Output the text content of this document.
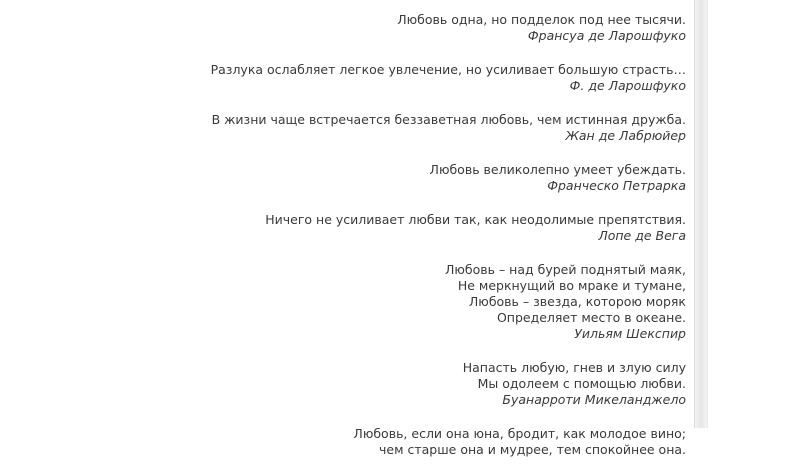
Любовь одна, но подделок под нее тысячи.
Франсуа де Ларошфуко
Разлука ослабляет легкое увлечение, но усиливает большую страсть…
Ф. де Ларошфуко
В жизни чаще встречается беззаветная любовь, чем истинная дружба.
Жан де Лабрюйер
Любовь великолепно умеет убеждать.
Франческо Петрарка
Ничего не усиливает любви так, как неодолимые препятствия.
Лопе де Вега
Любовь – над бурей поднятый маяк,
Не меркнущий во мраке и тумане,
Любовь – звезда, которою моряк
Определяет место в океане.
Уильям Шекспир
Напасть любую, гнев и злую силу
Мы одолеем с помощью любви.
Буанарроти Микеланджело
Любовь, если она юна, бродит, как молодое вино;
чем старше она и мудрее, тем спокойнее она.
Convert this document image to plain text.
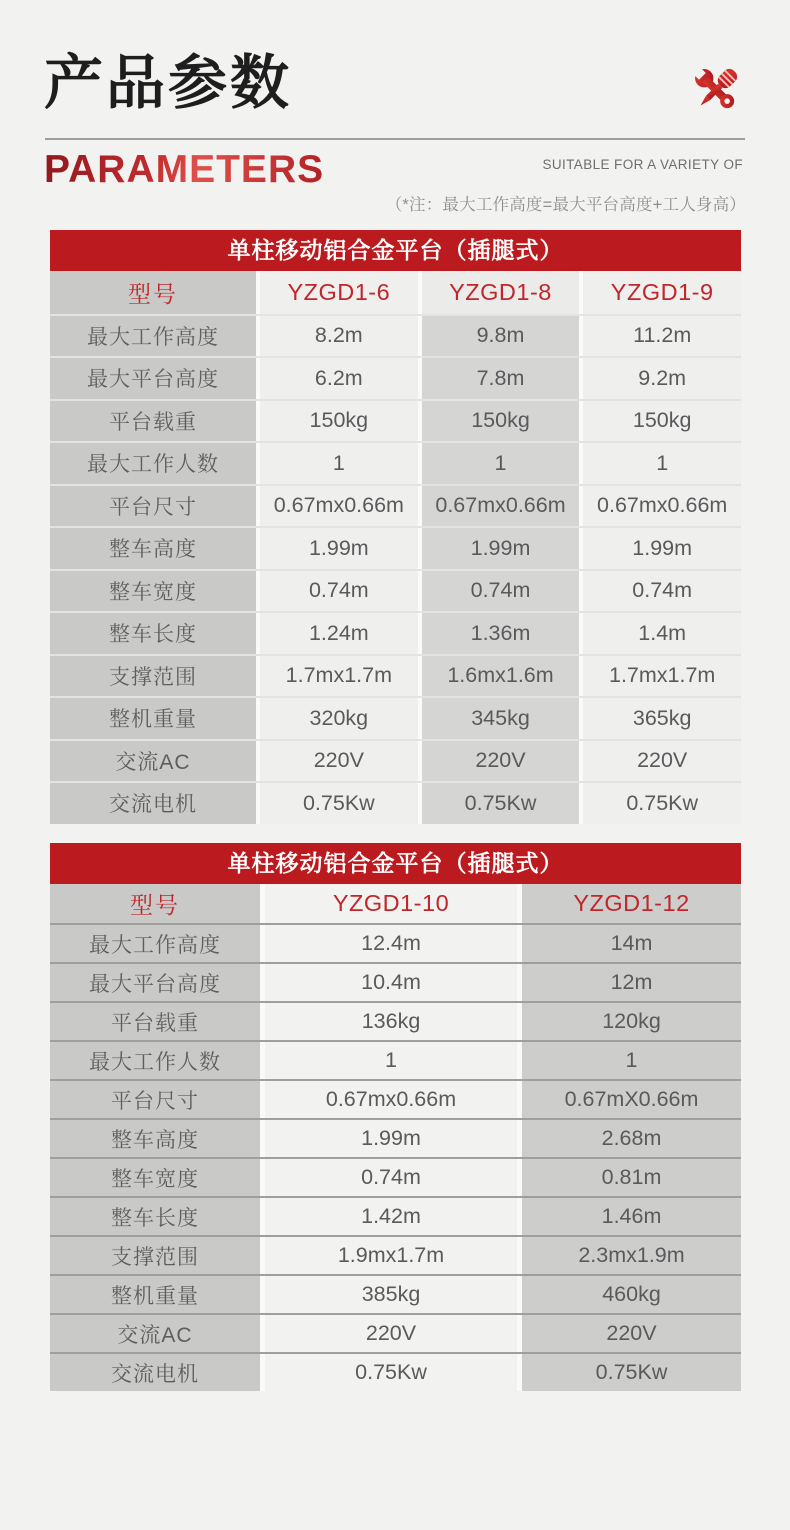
产品参数
PARAMETERS	SUITABLE FOR A VARIETY OF
（*注：最大工作高度=最大平台高度+工人身高）
单柱移动铝合金平台（插腿式）
型号	YZGD1-6	YZGD1-8	YZGD1-9
最大工作高度	8.2m	9.8m	11.2m
最大平台高度	6.2m	7.8m	9.2m
平台载重	150kg	150kg	150kg
最大工作人数	1	1	1
平台尺寸	0.67mx0.66m	0.67mx0.66m	0.67mx0.66m
整车高度	1.99m	1.99m	1.99m
整车宽度	0.74m	0.74m	0.74m
整车长度	1.24m	1.36m	1.4m
支撑范围	1.7mx1.7m	1.6mx1.6m	1.7mx1.7m
整机重量	320kg	345kg	365kg
交流AC	220V	220V	220V
交流电机	0.75Kw	0.75Kw	0.75Kw
单柱移动铝合金平台（插腿式）
型号	YZGD1-10	YZGD1-12
最大工作高度	12.4m	14m
最大平台高度	10.4m	12m
平台载重	136kg	120kg
最大工作人数	1	1
平台尺寸	0.67mx0.66m	0.67mX0.66m
整车高度	1.99m	2.68m
整车宽度	0.74m	0.81m
整车长度	1.42m	1.46m
支撑范围	1.9mx1.7m	2.3mx1.9m
整机重量	385kg	460kg
交流AC	220V	220V
交流电机	0.75Kw	0.75Kw
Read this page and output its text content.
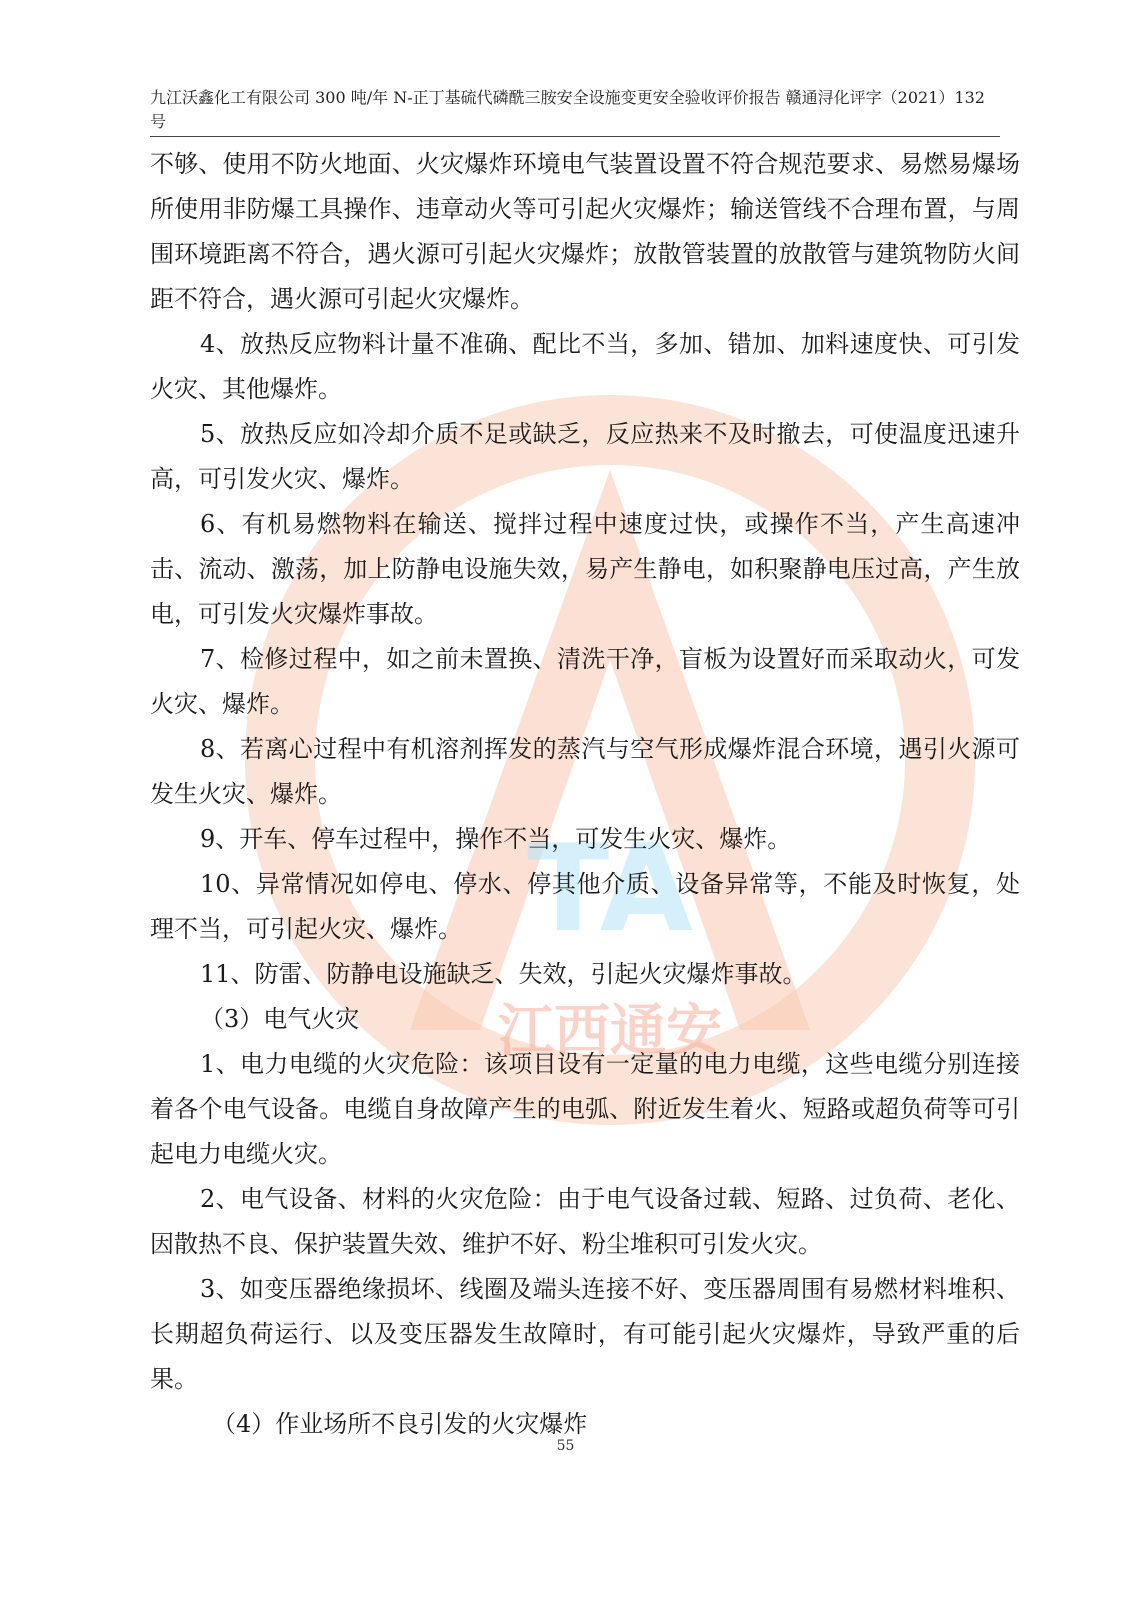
九江沃鑫化工有限公司 300 吨/年 N-正丁基硫代磷酰三胺安全设施变更安全验收评价报告 赣通浔化评字（2021）132
号
TA
江西通安

不够、使用不防火地面、火灾爆炸环境电气装置设置不符合规范要求、易燃易爆场所使用非防爆工具操作、违章动火等可引起火灾爆炸；输送管线不合理布置，与周围环境距离不符合，遇火源可引起火灾爆炸；放散管装置的放散管与建筑物防火间距不符合，遇火源可引起火灾爆炸。

4、放热反应物料计量不准确、配比不当，多加、错加、加料速度快、可引发火灾、其他爆炸。

5、放热反应如冷却介质不足或缺乏，反应热来不及时撤去，可使温度迅速升高，可引发火灾、爆炸。

6、有机易燃物料在输送、搅拌过程中速度过快，或操作不当，产生高速冲击、流动、激荡，加上防静电设施失效，易产生静电，如积聚静电压过高，产生放电，可引发火灾爆炸事故。

7、检修过程中，如之前未置换、清洗干净，盲板为设置好而采取动火，可发火灾、爆炸。

8、若离心过程中有机溶剂挥发的蒸汽与空气形成爆炸混合环境，遇引火源可发生火灾、爆炸。

9、开车、停车过程中，操作不当，可发生火灾、爆炸。

10、异常情况如停电、停水、停其他介质、设备异常等，不能及时恢复，处理不当，可引起火灾、爆炸。

11、防雷、防静电设施缺乏、失效，引起火灾爆炸事故。

（3）电气火灾

1、电力电缆的火灾危险：该项目设有一定量的电力电缆，这些电缆分别连接着各个电气设备。电缆自身故障产生的电弧、附近发生着火、短路或超负荷等可引起电力电缆火灾。

2、电气设备、材料的火灾危险：由于电气设备过载、短路、过负荷、老化、因散热不良、保护装置失效、维护不好、粉尘堆积可引发火灾。

3、如变压器绝缘损坏、线圈及端头连接不好、变压器周围有易燃材料堆积、长期超负荷运行、以及变压器发生故障时，有可能引起火灾爆炸，导致严重的后果。

（4）作业场所不良引发的火灾爆炸

55
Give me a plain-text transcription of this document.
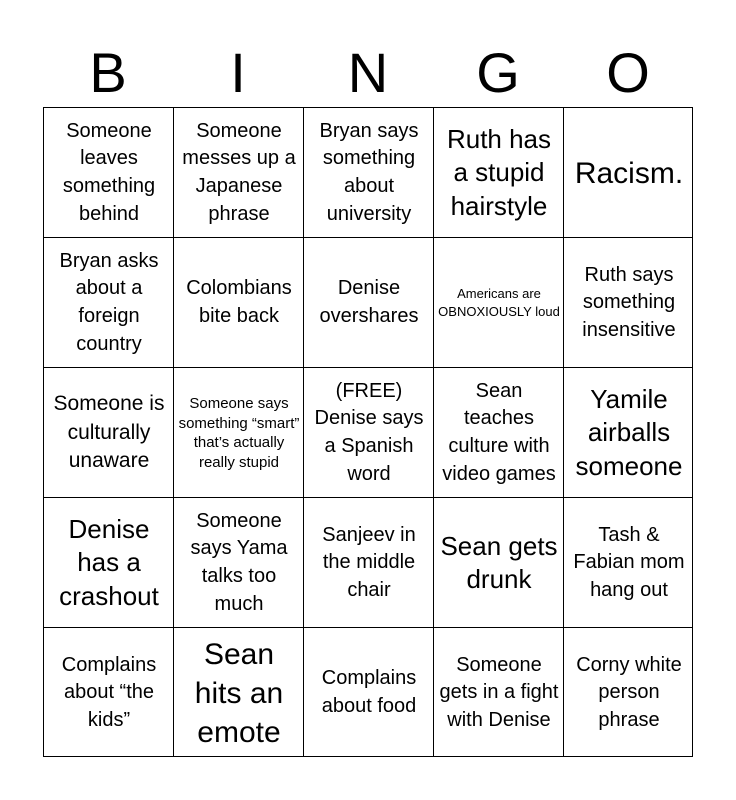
B	I	N	G	O
Someone leaves something behind
Someone messes up a Japanese phrase
Bryan says something about university
Ruth has a stupid hairstyle
Racism.
Bryan asks about a foreign country
Colombians bite back
Denise overshares
Americans are OBNOXIOUSLY loud
Ruth says something insensitive
Someone is culturally unaware
Someone says something “smart” that’s actually really stupid
(FREE) Denise says a Spanish word
Sean teaches culture with video games
Yamile airballs someone
Denise has a crashout
Someone says Yama talks too much
Sanjeev in the middle chair
Sean gets drunk
Tash & Fabian mom hang out
Complains about “the kids”
Sean hits an emote
Complains about food
Someone gets in a fight with Denise
Corny white person phrase
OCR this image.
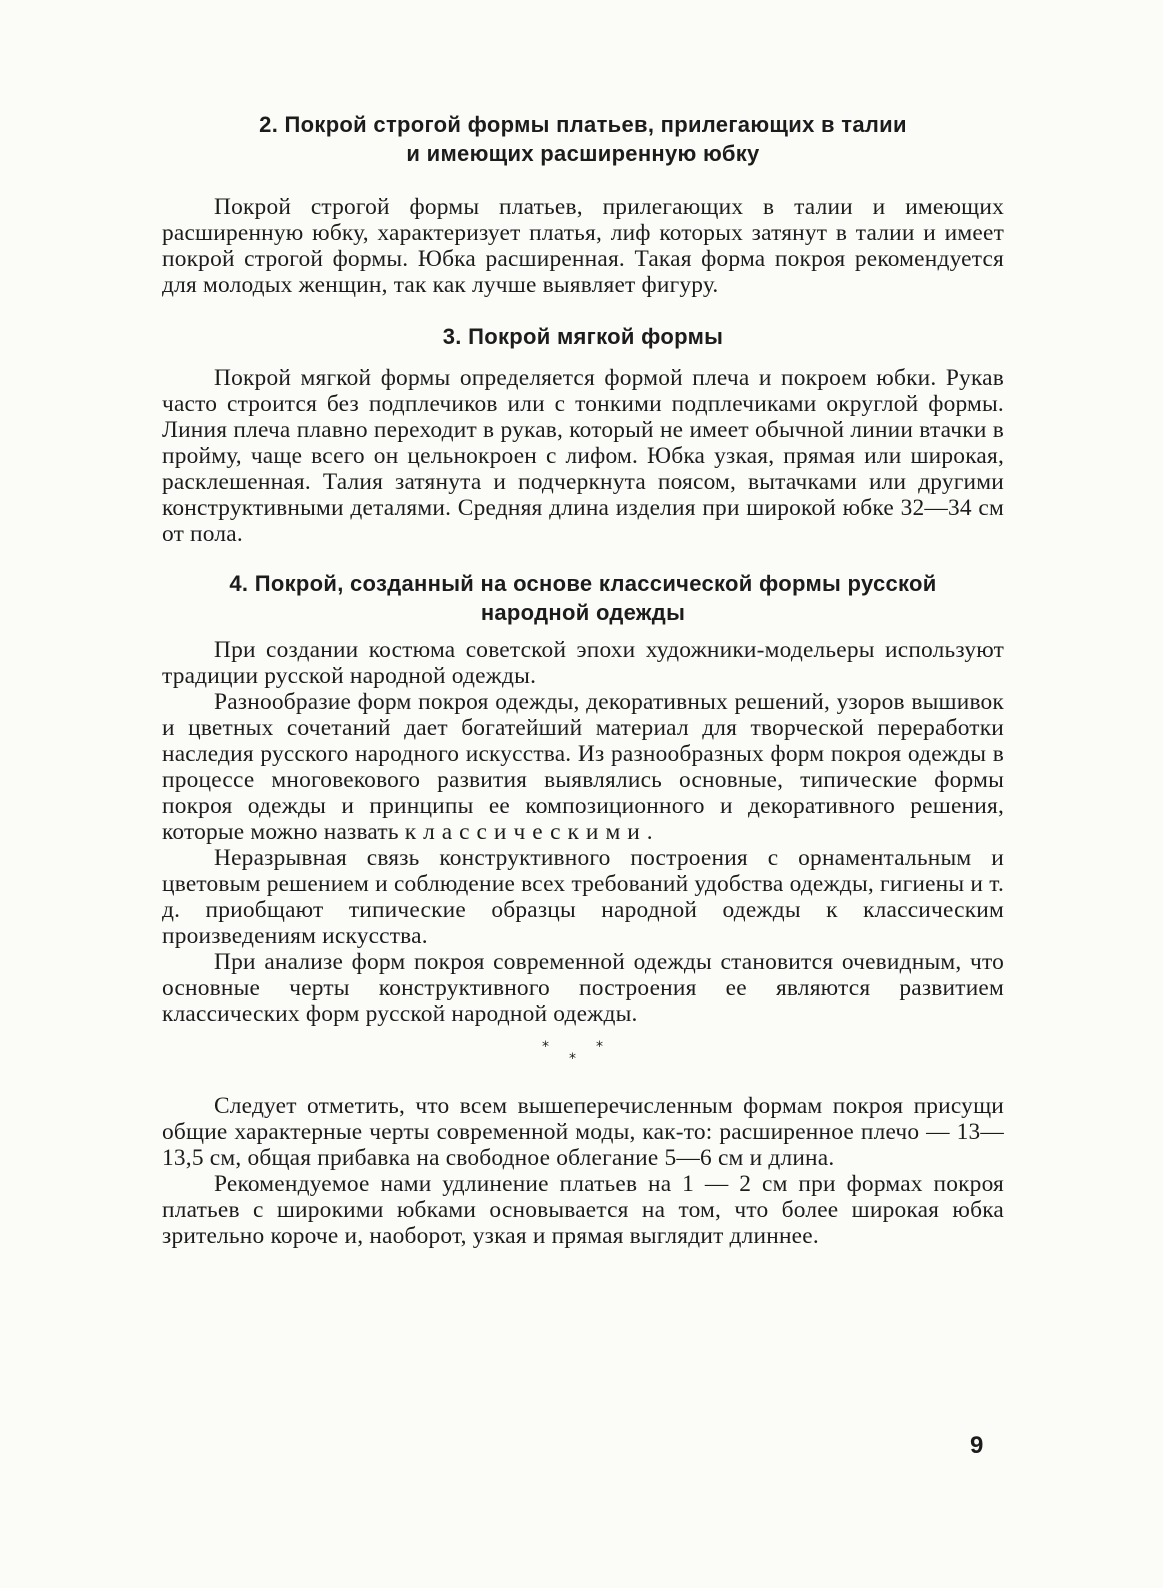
2. Покрой строгой формы платьев, прилегающих в талии
и имеющих расширенную юбку

Покрой строгой формы платьев, прилегающих в талии и имеющих расширенную юбку, характеризует платья, лиф которых затянут в талии и имеет покрой строгой формы. Юбка расширенная. Такая форма покроя рекомендуется для молодых женщин, так как лучше выявляет фигуру.

3. Покрой мягкой формы

Покрой мягкой формы определяется формой плеча и покроем юбки. Рукав часто строится без подплечиков или с тонкими подплечиками округлой формы. Линия плеча плавно переходит в рукав, который не имеет обычной линии втачки в пройму, чаще всего он цельнокроен с лифом. Юбка узкая, прямая или широкая, расклешенная. Талия затянута и подчеркнута поясом, вытачками или другими конструктивными деталями. Средняя длина изделия при широкой юбке 32—34 см от пола.

4. Покрой, созданный на основе классической формы русской
народной одежды

При создании костюма советской эпохи художники-модельеры используют традиции русской народной одежды.

Разнообразие форм покроя одежды, декоративных решений, узоров вышивок и цветных сочетаний дает богатейший материал для творческой переработки наследия русского народного искусства. Из разнообразных форм покроя одежды в процессе многовекового развития выявлялись основные, типические формы покроя одежды и принципы ее композиционного и декоративного решения, которые можно назвать классическими.

Неразрывная связь конструктивного построения с орнаментальным и цветовым решением и соблюдение всех требований удобства одежды, гигиены и т. д. приобщают типические образцы народной одежды к классическим произведениям искусства.

При анализе форм покроя современной одежды становится очевидным, что основные черты конструктивного построения ее являются развитием классических форм русской народной одежды.

*	*
*

Следует отметить, что всем вышеперечисленным формам покроя присущи общие характерные черты современной моды, как-то: расширенное плечо — 13—13,5 см, общая прибавка на свободное облегание 5—6 см и длина.

Рекомендуемое нами удлинение платьев на 1 — 2 см при формах покроя платьев с широкими юбками основывается на том, что более широкая юбка зрительно короче и, наоборот, узкая и прямая выглядит длиннее.

9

* _GIVEN PROBLEM_: Filter the listing above by the word "整机重量"; copy each line that passes.

* _CORRECT ANSWER_:
整机重量	320kg	345kg	365kg
整机重量	385kg	460kg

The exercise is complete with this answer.